____ Supplied information
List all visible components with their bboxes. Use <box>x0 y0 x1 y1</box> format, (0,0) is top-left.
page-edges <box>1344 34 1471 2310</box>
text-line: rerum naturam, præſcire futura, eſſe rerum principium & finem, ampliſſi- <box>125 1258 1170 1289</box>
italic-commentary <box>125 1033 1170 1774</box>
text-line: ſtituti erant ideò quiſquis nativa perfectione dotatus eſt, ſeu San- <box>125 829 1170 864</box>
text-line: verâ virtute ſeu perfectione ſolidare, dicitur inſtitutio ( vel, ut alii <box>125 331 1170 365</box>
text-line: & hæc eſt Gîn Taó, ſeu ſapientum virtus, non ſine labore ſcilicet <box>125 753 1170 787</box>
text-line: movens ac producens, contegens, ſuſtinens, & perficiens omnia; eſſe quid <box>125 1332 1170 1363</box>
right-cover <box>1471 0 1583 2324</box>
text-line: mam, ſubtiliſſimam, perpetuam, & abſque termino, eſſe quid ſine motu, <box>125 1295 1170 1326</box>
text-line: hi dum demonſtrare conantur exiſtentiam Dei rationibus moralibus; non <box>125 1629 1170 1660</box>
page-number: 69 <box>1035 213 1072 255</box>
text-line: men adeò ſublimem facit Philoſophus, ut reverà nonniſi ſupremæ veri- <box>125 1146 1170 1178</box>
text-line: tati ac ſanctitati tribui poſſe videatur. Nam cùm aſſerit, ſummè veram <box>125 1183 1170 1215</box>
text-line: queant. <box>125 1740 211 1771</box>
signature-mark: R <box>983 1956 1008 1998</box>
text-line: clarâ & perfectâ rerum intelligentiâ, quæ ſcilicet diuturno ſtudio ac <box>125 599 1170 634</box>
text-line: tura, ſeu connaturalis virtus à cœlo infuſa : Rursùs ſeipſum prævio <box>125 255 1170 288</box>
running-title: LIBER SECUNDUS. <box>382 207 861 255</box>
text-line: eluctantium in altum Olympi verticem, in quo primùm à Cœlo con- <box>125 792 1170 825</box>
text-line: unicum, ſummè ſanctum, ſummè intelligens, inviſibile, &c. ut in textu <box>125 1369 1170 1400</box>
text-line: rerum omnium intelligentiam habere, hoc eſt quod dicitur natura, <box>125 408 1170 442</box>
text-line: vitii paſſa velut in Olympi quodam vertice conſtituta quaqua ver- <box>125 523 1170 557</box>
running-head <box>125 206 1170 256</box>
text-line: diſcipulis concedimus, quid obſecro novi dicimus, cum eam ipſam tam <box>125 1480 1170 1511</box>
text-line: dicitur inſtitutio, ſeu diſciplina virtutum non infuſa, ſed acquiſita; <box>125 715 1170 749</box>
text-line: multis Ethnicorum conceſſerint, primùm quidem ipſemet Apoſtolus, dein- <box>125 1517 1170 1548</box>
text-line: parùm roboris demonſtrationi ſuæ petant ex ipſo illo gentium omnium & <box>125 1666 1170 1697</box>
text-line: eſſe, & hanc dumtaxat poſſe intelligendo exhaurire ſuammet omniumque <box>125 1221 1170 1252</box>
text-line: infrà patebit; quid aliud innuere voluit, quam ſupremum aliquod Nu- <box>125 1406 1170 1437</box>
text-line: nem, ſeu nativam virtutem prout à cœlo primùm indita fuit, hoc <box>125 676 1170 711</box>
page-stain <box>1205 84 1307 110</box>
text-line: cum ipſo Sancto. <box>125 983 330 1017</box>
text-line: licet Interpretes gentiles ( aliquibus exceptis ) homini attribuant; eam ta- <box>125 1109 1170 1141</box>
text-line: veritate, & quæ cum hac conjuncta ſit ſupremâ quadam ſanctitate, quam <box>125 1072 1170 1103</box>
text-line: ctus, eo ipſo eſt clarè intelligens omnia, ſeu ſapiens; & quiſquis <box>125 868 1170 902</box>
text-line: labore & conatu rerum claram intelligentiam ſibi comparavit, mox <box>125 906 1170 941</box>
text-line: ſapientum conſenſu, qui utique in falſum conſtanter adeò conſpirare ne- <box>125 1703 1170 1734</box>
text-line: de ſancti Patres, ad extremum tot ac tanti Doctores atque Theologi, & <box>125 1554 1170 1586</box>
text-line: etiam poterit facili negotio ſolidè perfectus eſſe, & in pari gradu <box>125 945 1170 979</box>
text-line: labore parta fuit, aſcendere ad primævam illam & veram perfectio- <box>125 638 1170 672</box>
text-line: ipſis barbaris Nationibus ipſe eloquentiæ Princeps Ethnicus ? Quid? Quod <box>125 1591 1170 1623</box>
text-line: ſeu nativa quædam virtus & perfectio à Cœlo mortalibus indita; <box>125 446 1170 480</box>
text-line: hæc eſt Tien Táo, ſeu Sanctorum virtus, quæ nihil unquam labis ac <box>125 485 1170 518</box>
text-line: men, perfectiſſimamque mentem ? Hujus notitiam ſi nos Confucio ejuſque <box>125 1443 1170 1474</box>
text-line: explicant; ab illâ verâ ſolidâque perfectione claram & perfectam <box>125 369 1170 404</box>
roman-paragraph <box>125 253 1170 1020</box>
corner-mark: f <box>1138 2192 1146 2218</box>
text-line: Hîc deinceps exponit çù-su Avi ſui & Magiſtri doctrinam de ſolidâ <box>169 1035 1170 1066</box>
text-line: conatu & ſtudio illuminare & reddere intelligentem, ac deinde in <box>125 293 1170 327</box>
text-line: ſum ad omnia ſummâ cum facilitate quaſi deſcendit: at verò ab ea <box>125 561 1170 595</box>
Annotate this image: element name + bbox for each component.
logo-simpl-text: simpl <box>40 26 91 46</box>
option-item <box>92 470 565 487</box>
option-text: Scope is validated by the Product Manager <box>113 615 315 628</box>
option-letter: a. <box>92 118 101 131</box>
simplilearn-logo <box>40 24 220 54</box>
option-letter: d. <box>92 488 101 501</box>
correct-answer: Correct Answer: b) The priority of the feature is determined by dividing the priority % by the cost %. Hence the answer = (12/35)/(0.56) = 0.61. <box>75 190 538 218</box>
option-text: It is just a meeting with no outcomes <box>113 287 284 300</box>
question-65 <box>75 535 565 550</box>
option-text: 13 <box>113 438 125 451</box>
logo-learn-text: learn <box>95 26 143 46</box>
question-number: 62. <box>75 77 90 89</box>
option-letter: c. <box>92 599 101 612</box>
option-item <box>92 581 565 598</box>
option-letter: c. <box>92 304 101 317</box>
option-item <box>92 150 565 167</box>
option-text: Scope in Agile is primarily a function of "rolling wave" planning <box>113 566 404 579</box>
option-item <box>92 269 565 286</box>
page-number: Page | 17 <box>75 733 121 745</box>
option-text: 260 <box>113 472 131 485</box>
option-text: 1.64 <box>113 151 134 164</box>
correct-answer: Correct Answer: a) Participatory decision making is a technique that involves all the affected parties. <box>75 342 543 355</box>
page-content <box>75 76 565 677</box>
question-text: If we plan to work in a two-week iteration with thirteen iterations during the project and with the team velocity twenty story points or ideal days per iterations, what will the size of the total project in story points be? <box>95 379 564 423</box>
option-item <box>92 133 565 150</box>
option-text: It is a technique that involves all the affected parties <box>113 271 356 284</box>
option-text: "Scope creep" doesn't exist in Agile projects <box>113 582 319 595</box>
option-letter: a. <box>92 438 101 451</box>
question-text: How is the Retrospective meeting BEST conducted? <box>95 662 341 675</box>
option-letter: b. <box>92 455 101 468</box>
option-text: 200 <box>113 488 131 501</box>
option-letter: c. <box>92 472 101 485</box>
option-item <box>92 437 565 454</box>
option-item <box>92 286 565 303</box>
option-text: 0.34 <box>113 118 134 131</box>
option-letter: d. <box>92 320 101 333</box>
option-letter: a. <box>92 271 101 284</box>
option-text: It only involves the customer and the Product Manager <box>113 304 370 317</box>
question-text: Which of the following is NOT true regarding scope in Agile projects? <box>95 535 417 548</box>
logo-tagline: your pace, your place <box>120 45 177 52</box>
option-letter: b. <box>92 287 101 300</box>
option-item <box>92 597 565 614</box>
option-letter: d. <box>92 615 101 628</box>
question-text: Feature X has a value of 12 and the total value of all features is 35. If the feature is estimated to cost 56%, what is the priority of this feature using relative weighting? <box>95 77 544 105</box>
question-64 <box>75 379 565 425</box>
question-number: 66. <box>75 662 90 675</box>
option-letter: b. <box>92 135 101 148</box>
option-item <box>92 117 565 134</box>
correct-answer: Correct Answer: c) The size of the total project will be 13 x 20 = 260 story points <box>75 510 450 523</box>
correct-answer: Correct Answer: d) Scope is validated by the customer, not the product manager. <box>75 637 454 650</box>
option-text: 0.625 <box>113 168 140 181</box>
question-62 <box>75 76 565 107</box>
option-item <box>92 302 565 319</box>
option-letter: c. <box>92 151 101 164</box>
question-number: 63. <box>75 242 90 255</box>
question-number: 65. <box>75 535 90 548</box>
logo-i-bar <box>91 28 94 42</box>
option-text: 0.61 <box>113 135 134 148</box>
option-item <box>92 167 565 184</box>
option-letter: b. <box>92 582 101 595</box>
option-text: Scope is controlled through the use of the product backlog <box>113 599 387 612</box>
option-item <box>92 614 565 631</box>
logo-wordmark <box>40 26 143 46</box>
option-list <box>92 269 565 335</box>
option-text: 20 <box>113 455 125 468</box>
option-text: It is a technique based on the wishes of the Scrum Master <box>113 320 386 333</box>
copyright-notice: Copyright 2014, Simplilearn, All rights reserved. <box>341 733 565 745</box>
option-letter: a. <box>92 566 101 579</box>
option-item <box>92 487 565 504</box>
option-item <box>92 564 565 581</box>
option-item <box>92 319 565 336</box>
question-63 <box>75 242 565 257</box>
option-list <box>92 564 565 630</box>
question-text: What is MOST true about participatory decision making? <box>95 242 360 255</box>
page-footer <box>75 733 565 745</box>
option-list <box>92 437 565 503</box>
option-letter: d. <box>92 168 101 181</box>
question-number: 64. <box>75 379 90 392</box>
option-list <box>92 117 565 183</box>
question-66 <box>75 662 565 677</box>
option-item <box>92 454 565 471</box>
________
Copy the rows verbatim, from the start of the rows through the row that contains "text-line: mam, ſubtiliſſimam, perpetuam, &", including both ends.

● **Full response**
List all visible components with their bboxes. Use <box>x0 y0 x1 y1</box> format, (0,0) is top-left.
page-edges <box>1344 34 1471 2310</box>
text-line: rerum naturam, præſcire futura, eſſe rerum principium & finem, ampliſſi- <box>125 1258 1170 1289</box>
italic-commentary <box>125 1033 1170 1774</box>
text-line: ſtituti erant ideò quiſquis nativa perfectione dotatus eſt, ſeu San- <box>125 829 1170 864</box>
text-line: verâ virtute ſeu perfectione ſolidare, dicitur inſtitutio ( vel, ut alii <box>125 331 1170 365</box>
text-line: & hæc eſt Gîn Taó, ſeu ſapientum virtus, non ſine labore ſcilicet <box>125 753 1170 787</box>
text-line: movens ac producens, contegens, ſuſtinens, & perficiens omnia; eſſe quid <box>125 1332 1170 1363</box>
right-cover <box>1471 0 1583 2324</box>
text-line: mam, ſubtiliſſimam, perpetuam, & abſque termino, eſſe quid ſine motu, <box>125 1295 1170 1326</box>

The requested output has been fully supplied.